Supplied information:
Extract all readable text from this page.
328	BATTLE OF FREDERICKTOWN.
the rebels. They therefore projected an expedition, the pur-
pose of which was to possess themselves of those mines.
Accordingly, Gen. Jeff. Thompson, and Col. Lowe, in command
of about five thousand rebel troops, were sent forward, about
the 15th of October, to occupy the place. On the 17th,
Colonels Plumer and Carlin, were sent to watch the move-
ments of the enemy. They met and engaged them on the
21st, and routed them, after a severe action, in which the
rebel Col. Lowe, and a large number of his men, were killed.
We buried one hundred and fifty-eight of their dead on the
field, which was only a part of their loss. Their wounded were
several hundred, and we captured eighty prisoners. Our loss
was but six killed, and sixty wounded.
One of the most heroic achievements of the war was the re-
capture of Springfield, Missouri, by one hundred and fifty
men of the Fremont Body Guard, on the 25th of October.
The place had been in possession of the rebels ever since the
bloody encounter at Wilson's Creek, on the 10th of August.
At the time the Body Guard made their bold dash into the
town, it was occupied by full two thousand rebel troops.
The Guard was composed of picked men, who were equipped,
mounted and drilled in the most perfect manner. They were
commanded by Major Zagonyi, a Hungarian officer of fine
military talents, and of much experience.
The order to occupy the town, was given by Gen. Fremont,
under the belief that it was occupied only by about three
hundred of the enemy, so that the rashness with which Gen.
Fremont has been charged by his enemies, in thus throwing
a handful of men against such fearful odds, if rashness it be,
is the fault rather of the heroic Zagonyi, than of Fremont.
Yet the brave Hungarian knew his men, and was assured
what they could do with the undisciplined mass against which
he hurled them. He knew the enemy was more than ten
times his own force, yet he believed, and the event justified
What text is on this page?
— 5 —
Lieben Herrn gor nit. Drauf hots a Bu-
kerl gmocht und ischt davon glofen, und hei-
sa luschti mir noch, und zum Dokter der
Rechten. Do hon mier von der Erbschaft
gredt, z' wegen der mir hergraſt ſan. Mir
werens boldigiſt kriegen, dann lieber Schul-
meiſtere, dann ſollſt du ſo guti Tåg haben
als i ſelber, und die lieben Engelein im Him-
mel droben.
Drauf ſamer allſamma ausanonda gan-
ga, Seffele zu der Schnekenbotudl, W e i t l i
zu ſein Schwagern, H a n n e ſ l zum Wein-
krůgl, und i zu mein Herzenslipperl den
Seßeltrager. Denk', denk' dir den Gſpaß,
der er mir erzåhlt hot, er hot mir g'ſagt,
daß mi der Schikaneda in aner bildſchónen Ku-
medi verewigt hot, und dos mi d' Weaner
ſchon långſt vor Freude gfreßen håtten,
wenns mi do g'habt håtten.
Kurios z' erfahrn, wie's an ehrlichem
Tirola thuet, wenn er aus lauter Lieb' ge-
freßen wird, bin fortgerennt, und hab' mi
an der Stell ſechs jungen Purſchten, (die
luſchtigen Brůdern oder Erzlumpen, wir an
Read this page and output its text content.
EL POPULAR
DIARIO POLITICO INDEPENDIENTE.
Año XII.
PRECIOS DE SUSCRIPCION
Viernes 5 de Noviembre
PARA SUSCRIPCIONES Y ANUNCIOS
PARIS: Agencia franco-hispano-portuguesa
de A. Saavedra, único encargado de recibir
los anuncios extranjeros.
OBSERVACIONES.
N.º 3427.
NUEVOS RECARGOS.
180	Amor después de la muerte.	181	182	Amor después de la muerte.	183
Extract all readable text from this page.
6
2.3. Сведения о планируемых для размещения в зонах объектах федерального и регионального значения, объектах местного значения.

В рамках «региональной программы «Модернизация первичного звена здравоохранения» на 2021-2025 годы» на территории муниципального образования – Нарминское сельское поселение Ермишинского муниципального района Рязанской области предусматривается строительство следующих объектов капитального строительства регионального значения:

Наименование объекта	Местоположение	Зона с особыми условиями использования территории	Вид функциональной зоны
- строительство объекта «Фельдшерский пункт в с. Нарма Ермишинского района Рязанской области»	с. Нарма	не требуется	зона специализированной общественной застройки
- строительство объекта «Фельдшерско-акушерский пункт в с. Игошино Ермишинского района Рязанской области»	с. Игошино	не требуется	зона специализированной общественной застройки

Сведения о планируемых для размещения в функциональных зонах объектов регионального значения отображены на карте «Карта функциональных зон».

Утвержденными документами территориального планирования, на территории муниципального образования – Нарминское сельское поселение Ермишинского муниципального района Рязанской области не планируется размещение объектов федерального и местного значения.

Task brief:
Write the listing out again, exactly as shown above.

Written solution:
Extract all readable text from this page.
328	BATTLE OF FREDERICKTOWN.
the rebels. They therefore projected an expedition, the pur-
pose of which was to possess themselves of those mines.
Accordingly, Gen. Jeff. Thompson, and Col. Lowe, in command
of about five thousand rebel troops, were sent forward, about
the 15th of October, to occupy the place. On the 17th,
Colonels Plumer and Carlin, were sent to watch the move-
ments of the enemy. They met and engaged them on the
21st, and routed them, after a severe action, in which the
rebel Col. Lowe, and a large number of his men, were killed.
We buried one hundred and fifty-eight of their dead on the
field, which was only a part of their loss. Their wounded were
several hundred, and we captured eighty prisoners. Our loss
was but six killed, and sixty wounded.
One of the most heroic achievements of the war was the re-
capture of Springfield, Missouri, by one hundred and fifty
men of the Fremont Body Guard, on the 25th of October.
The place had been in possession of the rebels ever since the
bloody encounter at Wilson's Creek, on the 10th of August.
At the time the Body Guard made their bold dash into the
town, it was occupied by full two thousand rebel troops.
The Guard was composed of picked men, who were equipped,
mounted and drilled in the most perfect manner. They were
commanded by Major Zagonyi, a Hungarian officer of fine
military talents, and of much experience.
The order to occupy the town, was given by Gen. Fremont,
under the belief that it was occupied only by about three
hundred of the enemy, so that the rashness with which Gen.
Fremont has been charged by his enemies, in thus throwing
a handful of men against such fearful odds, if rashness it be,
is the fault rather of the heroic Zagonyi, than of Fremont.
Yet the brave Hungarian knew his men, and was assured
what they could do with the undisciplined mass against which
he hurled them. He knew the enemy was more than ten
times his own force, yet he believed, and the event justified
What text is on this page?
— 5 —
Lieben Herrn gor nit. Drauf hots a Bu-
kerl gmocht und ischt davon glofen, und hei-
sa luschti mir noch, und zum Dokter der
Rechten. Do hon mier von der Erbschaft
gredt, z' wegen der mir hergraſt ſan. Mir
werens boldigiſt kriegen, dann lieber Schul-
meiſtere, dann ſollſt du ſo guti Tåg haben
als i ſelber, und die lieben Engelein im Him-
mel droben.
Drauf ſamer allſamma ausanonda gan-
ga, Seffele zu der Schnekenbotudl, W e i t l i
zu ſein Schwagern, H a n n e ſ l zum Wein-
krůgl, und i zu mein Herzenslipperl den
Seßeltrager. Denk', denk' dir den Gſpaß,
der er mir erzåhlt hot, er hot mir g'ſagt,
daß mi der Schikaneda in aner bildſchónen Ku-
medi verewigt hot, und dos mi d' Weaner
ſchon långſt vor Freude gfreßen håtten,
wenns mi do g'habt håtten.
Kurios z' erfahrn, wie's an ehrlichem
Tirola thuet, wenn er aus lauter Lieb' ge-
freßen wird, bin fortgerennt, und hab' mi
an der Stell ſechs jungen Purſchten, (die
luſchtigen Brůdern oder Erzlumpen, wir an
Read this page and output its text content.
EL POPULAR
DIARIO POLITICO INDEPENDIENTE.
Año XII.
PRECIOS DE SUSCRIPCION
Viernes 5 de Noviembre
PARA SUSCRIPCIONES Y ANUNCIOS
PARIS: Agencia franco-hispano-portuguesa
de A. Saavedra, único encargado de recibir
los anuncios extranjeros.
OBSERVACIONES.
N.º 3427.
NUEVOS RECARGOS.
180	Amor después de la muerte.	181	182	Amor después de la muerte.	183
Extract all readable text from this page.
6
2.3. Сведения о планируемых для размещения в зонах объектах федерального и регионального значения, объектах местного значения.

В рамках «региональной программы «Модернизация первичного звена здравоохранения» на 2021-2025 годы» на территории муниципального образования – Нарминское сельское поселение Ермишинского муниципального района Рязанской области предусматривается строительство следующих объектов капитального строительства регионального значения:

Наименование объекта	Местоположение	Зона с особыми условиями использования территории	Вид функциональной зоны
- строительство объекта «Фельдшерский пункт в с. Нарма Ермишинского района Рязанской области»	с. Нарма	не требуется	зона специализированной общественной застройки
- строительство объекта «Фельдшерско-акушерский пункт в с. Игошино Ермишинского района Рязанской области»	с. Игошино	не требуется	зона специализированной общественной застройки

Сведения о планируемых для размещения в функциональных зонах объектов регионального значения отображены на карте «Карта функциональных зон».

Утвержденными документами территориального планирования, на территории муниципального образования – Нарминское сельское поселение Ермишинского муниципального района Рязанской области не планируется размещение объектов федерального и местного значения.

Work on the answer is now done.